Set problem: State only the number of lines that include "ylabel".

════════════════

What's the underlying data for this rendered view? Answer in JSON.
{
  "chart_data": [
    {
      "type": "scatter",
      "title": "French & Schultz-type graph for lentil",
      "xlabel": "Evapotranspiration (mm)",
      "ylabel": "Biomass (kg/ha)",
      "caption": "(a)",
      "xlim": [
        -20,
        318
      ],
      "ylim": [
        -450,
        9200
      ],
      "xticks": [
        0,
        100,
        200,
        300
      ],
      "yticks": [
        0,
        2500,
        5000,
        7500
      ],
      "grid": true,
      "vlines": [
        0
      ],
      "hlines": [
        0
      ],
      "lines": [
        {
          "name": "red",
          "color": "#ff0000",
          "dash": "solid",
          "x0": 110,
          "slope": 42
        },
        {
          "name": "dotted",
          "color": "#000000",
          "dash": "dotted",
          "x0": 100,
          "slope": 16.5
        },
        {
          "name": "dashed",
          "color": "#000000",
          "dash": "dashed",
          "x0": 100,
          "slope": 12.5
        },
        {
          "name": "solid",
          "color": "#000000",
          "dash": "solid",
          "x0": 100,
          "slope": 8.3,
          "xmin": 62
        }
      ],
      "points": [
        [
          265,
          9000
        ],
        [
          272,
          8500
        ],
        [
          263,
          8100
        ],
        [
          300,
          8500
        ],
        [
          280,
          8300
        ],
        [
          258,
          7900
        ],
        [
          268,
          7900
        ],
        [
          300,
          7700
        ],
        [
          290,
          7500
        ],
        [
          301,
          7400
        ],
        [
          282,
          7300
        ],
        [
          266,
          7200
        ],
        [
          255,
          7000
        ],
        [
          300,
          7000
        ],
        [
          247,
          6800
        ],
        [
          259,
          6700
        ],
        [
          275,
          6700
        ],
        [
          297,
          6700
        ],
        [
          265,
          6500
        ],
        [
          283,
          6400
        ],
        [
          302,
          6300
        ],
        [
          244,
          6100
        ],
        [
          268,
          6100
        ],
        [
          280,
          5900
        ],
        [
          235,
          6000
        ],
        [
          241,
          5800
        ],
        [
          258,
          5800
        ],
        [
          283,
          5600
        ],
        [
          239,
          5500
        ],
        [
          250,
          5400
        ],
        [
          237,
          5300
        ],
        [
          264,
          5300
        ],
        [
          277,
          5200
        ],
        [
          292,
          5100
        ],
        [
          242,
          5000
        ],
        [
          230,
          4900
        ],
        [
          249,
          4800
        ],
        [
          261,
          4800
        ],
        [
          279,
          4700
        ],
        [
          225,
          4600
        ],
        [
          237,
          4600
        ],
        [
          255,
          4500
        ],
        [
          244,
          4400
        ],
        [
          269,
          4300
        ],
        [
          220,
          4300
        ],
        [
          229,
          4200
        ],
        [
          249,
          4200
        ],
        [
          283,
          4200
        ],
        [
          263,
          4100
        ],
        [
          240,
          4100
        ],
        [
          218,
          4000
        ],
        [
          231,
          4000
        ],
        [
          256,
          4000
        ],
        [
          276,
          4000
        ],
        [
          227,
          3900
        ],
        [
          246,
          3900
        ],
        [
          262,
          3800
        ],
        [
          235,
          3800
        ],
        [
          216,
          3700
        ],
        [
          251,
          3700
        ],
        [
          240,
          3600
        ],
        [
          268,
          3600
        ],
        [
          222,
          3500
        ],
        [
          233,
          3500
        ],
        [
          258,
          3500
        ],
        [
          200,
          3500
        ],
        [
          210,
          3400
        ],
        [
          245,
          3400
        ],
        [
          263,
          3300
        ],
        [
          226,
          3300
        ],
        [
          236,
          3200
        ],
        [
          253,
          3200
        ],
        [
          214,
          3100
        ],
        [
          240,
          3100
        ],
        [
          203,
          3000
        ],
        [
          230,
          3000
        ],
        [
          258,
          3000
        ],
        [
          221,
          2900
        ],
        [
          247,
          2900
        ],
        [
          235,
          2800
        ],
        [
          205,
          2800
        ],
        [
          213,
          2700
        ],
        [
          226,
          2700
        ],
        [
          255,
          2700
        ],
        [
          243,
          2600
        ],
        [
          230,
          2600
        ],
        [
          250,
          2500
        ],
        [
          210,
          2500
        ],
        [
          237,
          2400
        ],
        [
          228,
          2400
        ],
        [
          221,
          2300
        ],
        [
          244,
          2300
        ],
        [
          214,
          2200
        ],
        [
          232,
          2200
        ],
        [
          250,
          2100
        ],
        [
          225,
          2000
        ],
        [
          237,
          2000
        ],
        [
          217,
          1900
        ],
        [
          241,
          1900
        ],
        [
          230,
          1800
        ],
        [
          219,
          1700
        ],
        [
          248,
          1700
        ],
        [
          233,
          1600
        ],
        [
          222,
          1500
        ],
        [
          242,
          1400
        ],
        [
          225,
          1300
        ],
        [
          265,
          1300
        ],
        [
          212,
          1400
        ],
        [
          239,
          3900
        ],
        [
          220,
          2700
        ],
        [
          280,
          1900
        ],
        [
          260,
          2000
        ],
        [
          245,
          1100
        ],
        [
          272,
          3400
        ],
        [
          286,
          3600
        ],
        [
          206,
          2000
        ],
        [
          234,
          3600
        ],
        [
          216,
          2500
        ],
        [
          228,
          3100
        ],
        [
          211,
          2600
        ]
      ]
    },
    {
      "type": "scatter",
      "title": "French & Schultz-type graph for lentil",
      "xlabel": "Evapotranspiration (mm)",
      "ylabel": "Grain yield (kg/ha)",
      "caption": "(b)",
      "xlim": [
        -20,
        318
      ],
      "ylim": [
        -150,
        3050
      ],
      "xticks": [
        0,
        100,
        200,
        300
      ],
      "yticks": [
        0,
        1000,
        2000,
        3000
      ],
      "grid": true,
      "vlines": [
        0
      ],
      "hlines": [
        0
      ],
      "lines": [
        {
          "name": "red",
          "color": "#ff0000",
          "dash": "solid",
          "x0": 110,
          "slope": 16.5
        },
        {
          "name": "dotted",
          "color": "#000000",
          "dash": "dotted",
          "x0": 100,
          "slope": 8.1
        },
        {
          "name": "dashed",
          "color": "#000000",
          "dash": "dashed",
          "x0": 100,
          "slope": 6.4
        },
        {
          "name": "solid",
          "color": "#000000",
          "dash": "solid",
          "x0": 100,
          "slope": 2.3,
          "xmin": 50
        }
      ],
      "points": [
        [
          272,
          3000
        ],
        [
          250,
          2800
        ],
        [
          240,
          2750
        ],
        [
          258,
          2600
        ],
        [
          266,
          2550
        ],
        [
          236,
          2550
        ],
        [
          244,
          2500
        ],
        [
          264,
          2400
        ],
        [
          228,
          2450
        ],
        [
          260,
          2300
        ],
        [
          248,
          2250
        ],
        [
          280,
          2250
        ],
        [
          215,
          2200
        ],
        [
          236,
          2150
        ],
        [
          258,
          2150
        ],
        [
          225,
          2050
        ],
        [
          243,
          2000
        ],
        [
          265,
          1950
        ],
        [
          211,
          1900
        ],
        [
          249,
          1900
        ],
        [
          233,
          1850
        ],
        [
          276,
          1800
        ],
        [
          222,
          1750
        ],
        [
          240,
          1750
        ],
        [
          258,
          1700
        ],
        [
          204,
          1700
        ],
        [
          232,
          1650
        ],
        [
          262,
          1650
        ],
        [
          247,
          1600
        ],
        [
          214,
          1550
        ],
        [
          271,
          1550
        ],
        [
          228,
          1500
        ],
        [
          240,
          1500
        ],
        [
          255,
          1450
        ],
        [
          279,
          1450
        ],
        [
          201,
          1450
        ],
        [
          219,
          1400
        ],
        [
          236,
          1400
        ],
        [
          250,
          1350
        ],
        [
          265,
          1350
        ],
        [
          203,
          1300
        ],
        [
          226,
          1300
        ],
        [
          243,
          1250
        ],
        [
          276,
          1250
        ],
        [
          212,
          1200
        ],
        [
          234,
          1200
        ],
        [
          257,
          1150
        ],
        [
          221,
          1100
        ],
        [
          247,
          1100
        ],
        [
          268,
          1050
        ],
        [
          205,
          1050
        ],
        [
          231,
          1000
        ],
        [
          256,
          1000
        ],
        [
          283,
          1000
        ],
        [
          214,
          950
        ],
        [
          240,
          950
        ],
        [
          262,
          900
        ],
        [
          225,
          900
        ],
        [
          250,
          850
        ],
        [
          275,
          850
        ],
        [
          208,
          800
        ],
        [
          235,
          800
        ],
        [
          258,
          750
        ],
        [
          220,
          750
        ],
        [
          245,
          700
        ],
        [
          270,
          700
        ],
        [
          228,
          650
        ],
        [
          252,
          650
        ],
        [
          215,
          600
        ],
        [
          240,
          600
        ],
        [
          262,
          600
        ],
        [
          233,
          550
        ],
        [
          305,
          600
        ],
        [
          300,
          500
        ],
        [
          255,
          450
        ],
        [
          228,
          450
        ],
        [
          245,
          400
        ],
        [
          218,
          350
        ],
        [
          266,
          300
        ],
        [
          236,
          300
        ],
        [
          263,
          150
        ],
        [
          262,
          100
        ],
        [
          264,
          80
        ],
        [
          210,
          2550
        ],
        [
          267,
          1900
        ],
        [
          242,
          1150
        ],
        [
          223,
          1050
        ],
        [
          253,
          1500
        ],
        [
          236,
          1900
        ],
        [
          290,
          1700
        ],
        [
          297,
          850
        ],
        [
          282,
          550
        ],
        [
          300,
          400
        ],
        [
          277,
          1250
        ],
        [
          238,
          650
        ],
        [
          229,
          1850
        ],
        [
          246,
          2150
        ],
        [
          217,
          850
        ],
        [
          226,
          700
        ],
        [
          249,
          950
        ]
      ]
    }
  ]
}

════════════════

Full output: 2